-- Recorded data start --

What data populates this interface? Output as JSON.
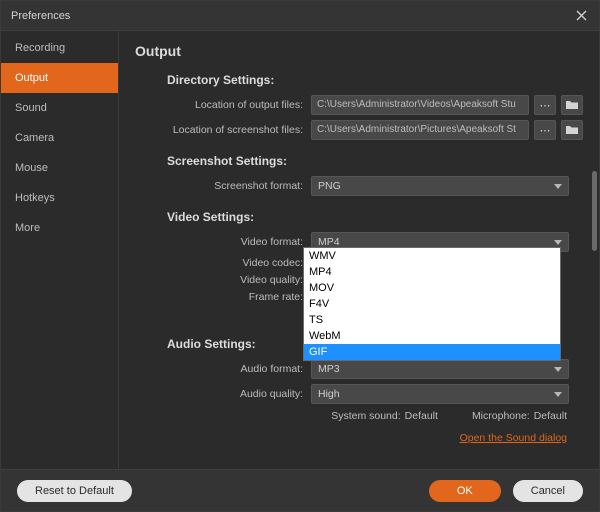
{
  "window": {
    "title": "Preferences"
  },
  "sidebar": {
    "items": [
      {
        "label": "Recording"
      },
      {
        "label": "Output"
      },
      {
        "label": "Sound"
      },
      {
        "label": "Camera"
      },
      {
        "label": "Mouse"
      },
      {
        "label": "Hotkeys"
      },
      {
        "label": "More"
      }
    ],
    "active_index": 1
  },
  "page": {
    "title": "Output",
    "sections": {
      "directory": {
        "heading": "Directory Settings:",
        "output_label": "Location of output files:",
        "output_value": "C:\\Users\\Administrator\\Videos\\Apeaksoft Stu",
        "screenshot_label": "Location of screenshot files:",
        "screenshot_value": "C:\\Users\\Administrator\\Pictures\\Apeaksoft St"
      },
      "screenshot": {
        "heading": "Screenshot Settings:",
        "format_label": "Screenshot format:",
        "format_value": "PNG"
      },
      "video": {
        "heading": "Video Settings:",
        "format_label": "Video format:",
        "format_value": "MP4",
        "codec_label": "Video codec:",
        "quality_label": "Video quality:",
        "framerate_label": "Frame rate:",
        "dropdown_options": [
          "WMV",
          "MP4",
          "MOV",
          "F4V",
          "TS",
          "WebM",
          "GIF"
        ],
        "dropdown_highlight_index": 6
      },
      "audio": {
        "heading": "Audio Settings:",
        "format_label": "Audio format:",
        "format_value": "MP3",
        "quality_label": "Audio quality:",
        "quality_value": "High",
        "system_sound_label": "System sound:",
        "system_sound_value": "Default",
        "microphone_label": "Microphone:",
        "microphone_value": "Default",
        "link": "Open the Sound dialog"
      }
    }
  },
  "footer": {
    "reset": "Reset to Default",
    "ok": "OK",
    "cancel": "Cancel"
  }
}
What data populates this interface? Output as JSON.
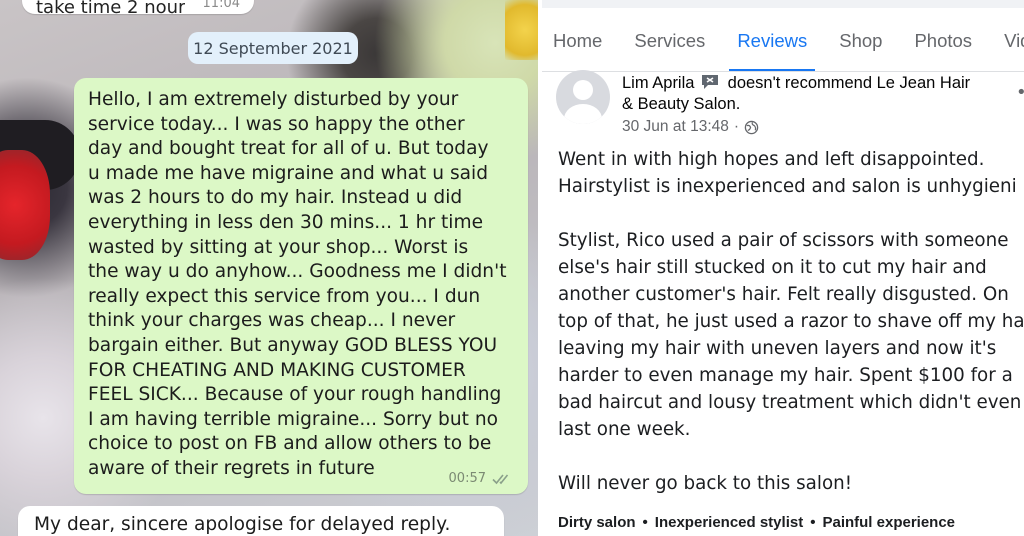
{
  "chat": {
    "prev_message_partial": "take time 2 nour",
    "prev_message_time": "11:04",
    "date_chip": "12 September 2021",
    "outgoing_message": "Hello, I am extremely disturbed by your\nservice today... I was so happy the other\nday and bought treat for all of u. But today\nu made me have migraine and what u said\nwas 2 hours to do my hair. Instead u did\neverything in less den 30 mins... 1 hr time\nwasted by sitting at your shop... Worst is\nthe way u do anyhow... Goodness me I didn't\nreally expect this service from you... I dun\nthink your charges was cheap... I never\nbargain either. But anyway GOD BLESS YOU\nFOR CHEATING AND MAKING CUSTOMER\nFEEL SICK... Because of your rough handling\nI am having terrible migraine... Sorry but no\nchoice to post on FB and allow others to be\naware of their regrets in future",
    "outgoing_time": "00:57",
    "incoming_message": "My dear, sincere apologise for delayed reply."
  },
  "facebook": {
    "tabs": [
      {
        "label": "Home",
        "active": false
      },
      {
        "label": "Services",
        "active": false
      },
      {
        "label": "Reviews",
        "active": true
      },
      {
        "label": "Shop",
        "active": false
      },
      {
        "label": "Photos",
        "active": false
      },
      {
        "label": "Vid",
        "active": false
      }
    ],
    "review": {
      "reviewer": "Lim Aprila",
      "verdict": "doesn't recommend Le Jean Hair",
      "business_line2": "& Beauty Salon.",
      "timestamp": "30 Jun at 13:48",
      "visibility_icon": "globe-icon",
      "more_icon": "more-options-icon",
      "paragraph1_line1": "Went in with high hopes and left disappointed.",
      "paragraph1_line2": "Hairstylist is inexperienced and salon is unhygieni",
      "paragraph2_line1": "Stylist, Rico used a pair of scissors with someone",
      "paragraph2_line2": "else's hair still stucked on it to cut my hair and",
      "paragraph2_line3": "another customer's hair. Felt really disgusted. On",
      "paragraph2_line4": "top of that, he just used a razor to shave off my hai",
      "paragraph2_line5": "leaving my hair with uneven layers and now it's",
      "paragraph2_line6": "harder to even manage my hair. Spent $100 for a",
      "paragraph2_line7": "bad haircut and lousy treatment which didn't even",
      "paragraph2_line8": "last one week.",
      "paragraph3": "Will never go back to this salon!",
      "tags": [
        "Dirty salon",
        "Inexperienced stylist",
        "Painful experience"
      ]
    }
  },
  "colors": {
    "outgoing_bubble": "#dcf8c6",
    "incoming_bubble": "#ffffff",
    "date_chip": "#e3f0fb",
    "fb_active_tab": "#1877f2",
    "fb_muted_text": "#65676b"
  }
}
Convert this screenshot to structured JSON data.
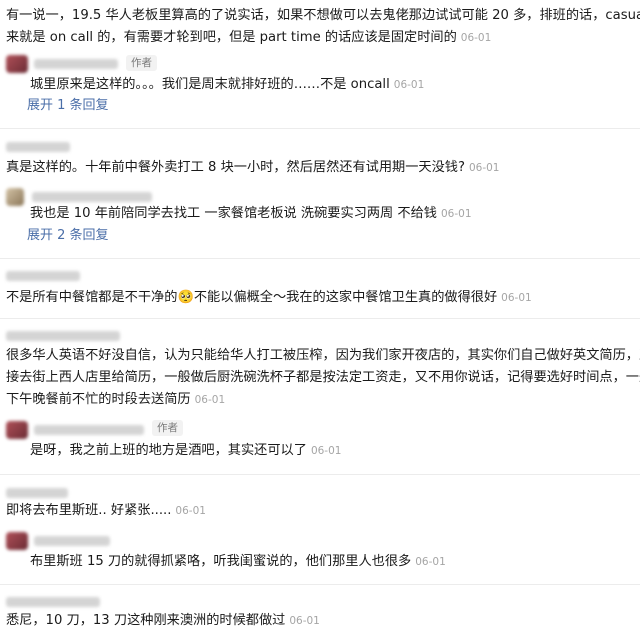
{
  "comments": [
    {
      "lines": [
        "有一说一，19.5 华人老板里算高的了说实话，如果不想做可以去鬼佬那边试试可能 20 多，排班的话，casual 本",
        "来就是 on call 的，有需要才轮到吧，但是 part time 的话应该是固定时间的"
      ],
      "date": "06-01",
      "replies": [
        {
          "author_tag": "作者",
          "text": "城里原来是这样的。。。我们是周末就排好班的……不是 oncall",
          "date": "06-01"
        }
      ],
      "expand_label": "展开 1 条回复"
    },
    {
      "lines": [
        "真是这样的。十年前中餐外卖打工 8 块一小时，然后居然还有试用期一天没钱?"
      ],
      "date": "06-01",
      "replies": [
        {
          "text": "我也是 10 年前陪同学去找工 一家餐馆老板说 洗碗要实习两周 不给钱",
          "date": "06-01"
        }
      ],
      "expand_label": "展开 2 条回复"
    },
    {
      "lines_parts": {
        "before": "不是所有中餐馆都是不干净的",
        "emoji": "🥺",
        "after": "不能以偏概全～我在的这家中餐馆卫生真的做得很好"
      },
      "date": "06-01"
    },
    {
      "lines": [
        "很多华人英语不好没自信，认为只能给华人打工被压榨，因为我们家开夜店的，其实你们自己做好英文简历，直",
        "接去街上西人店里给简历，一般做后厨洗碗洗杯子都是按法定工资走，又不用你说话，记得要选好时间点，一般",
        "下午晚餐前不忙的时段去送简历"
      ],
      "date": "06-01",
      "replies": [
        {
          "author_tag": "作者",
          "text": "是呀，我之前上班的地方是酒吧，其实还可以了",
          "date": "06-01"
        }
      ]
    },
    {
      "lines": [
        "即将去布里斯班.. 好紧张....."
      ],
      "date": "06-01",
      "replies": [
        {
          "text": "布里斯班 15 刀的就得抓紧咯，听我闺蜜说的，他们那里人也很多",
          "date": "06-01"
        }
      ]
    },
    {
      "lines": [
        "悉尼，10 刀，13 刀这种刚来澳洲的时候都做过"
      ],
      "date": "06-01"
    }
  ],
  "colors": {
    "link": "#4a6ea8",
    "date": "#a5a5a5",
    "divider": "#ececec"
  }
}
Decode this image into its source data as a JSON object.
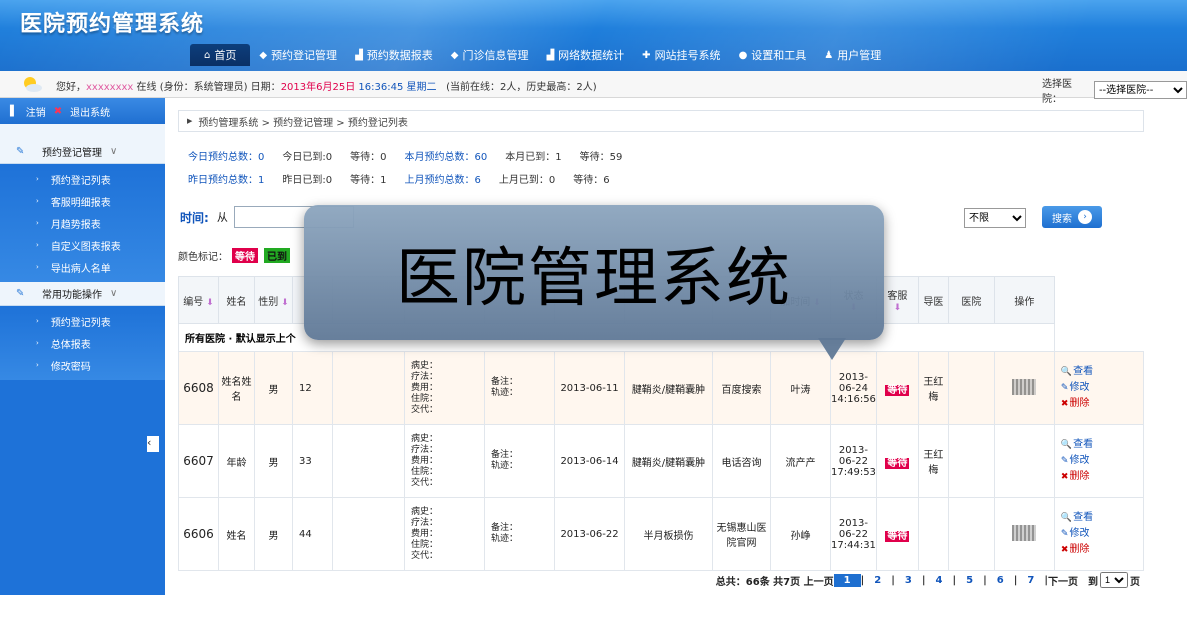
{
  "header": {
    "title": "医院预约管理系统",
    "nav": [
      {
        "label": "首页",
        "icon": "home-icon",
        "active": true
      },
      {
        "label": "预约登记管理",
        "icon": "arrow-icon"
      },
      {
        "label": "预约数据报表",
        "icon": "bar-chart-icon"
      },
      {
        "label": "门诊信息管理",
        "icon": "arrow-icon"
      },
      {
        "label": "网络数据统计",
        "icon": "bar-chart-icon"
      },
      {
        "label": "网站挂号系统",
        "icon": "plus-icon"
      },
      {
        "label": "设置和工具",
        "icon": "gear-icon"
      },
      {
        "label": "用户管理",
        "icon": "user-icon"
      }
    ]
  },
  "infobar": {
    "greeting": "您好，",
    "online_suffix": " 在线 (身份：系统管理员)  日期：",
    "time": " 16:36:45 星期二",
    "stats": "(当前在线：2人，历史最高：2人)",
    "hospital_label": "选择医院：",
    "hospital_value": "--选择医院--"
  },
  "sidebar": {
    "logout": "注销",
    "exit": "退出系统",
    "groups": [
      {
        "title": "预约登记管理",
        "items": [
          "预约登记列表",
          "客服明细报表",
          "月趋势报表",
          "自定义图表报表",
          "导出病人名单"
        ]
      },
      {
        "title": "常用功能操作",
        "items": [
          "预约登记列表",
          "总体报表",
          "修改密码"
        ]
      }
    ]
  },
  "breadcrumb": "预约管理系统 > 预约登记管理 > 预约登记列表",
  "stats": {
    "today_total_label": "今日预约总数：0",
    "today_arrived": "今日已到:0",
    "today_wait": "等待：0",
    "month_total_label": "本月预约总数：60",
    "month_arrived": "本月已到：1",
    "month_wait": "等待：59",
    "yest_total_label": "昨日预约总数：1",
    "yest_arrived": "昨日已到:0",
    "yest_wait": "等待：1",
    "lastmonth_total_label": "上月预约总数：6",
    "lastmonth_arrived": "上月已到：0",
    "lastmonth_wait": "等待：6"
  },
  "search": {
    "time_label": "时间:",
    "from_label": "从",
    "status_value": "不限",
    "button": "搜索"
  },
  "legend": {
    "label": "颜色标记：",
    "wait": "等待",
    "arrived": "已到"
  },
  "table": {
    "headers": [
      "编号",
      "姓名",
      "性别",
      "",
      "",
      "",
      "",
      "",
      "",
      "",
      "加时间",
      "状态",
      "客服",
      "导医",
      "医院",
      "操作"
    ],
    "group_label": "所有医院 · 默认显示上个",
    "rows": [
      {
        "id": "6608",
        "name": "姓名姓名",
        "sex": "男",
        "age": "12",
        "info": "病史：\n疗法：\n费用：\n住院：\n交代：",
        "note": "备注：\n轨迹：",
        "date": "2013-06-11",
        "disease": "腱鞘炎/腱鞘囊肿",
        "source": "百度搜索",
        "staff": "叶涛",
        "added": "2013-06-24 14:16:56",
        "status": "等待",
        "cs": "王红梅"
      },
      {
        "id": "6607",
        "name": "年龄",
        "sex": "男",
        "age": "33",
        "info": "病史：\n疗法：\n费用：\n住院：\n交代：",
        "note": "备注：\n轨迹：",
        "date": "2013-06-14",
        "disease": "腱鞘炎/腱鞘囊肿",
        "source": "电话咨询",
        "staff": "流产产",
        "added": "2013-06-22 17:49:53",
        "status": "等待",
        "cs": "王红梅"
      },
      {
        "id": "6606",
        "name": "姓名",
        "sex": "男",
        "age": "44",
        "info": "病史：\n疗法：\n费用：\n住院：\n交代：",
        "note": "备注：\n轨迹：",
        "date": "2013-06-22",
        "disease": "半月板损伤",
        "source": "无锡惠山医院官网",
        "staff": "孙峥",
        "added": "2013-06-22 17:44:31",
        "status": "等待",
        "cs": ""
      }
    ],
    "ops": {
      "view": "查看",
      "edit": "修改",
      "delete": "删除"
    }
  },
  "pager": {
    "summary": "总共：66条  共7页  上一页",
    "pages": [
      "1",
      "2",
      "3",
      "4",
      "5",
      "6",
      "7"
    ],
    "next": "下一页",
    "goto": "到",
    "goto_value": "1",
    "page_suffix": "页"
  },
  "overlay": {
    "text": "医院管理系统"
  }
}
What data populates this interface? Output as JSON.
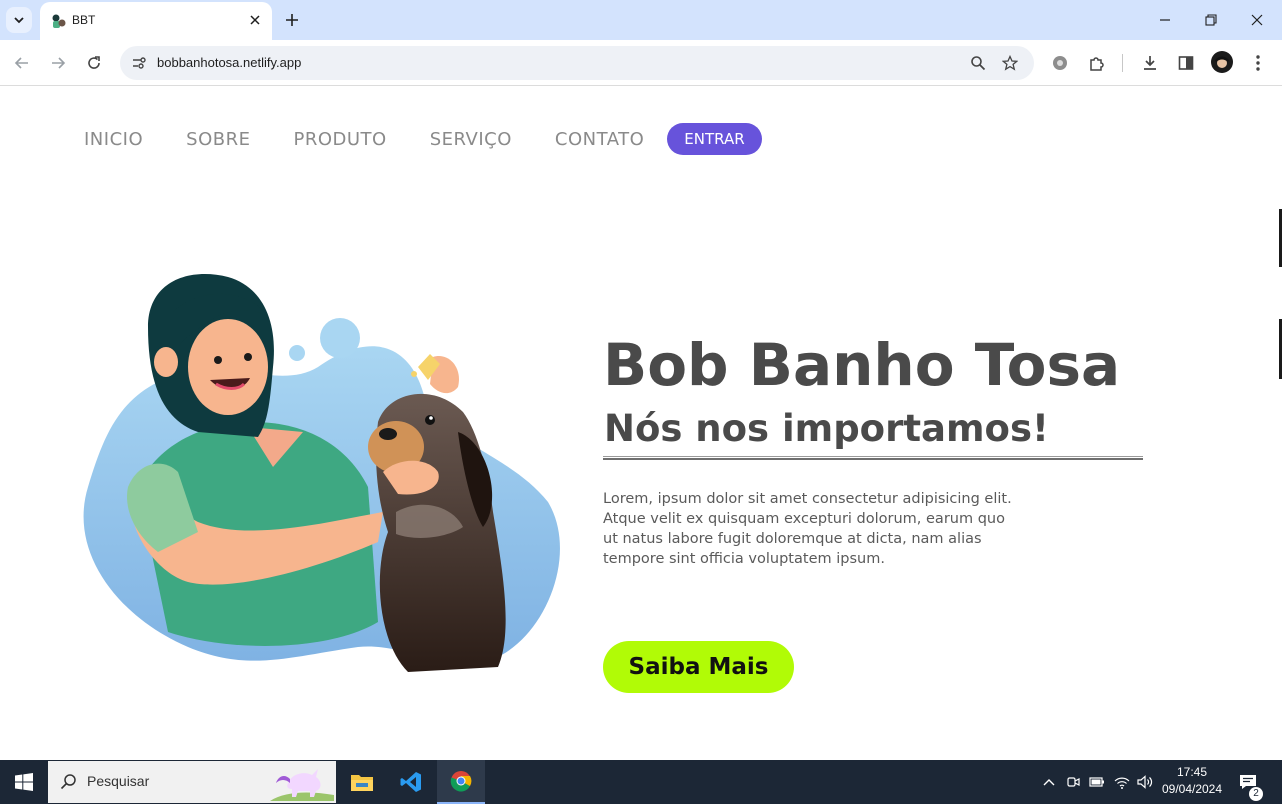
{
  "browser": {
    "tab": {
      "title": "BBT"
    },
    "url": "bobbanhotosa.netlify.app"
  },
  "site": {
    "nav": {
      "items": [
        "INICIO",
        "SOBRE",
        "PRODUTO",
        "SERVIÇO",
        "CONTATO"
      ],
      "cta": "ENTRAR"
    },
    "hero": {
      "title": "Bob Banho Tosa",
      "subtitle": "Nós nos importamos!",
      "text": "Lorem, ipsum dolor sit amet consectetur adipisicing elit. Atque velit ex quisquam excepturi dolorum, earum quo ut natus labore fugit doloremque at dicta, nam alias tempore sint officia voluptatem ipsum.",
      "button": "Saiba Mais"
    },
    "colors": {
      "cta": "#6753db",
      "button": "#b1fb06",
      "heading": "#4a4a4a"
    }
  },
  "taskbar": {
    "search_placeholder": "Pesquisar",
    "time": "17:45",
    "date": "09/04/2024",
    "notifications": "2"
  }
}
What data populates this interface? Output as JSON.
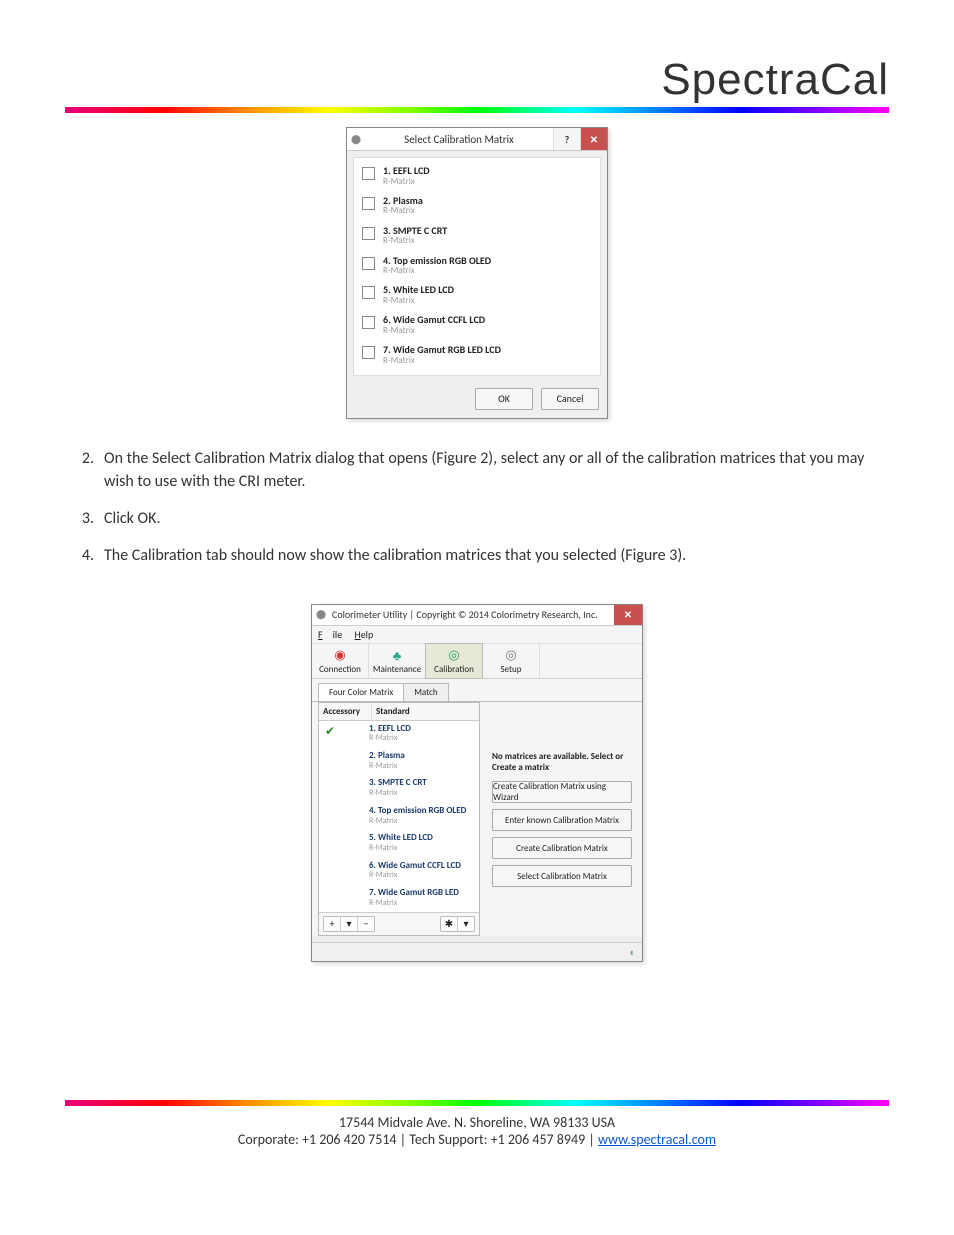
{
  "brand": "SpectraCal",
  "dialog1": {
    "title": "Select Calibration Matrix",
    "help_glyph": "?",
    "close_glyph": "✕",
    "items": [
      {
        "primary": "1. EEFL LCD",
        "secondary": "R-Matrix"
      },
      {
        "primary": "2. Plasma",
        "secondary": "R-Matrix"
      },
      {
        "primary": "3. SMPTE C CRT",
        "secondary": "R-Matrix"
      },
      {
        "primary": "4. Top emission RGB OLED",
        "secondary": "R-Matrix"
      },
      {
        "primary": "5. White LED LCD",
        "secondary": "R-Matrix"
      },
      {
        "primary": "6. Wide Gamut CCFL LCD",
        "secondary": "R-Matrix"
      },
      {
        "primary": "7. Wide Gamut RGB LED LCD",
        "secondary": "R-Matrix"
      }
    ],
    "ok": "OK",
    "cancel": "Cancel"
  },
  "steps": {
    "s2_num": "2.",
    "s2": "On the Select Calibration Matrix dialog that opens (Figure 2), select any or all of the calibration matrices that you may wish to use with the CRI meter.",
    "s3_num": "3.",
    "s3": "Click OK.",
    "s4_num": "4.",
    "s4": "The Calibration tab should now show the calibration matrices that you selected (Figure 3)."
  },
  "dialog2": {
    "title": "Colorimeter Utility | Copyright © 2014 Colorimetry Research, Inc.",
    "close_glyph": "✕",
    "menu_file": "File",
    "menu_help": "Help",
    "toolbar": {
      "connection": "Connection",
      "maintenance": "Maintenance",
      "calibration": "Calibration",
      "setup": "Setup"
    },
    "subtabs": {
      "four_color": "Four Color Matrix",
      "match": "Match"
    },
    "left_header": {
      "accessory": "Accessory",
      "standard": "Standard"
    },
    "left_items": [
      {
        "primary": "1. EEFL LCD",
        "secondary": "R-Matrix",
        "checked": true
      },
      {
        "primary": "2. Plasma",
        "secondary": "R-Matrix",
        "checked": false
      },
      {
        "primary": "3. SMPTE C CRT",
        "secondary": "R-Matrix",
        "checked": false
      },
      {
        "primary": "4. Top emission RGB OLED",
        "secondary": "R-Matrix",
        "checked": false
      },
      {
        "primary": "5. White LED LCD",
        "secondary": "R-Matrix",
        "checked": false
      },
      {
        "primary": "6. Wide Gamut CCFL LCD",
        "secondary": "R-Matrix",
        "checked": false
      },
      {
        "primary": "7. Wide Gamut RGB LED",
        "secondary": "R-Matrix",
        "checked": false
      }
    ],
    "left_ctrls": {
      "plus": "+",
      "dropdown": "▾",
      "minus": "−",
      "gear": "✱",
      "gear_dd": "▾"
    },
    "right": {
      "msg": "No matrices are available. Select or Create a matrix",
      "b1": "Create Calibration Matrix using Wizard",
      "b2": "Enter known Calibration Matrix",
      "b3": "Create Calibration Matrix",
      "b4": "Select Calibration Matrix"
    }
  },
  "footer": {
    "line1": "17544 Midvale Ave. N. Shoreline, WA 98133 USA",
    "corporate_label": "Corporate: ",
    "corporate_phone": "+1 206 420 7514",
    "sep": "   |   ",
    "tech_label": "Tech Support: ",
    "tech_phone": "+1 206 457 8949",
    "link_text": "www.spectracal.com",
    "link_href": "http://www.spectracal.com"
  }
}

-- Recorded data end --

**Work to complete**
Select and copy every line of the listing with the word "files".

**Reply to the task**
        "output_label": "Location of output files:",
        "screenshot_label": "Location of screenshot files:",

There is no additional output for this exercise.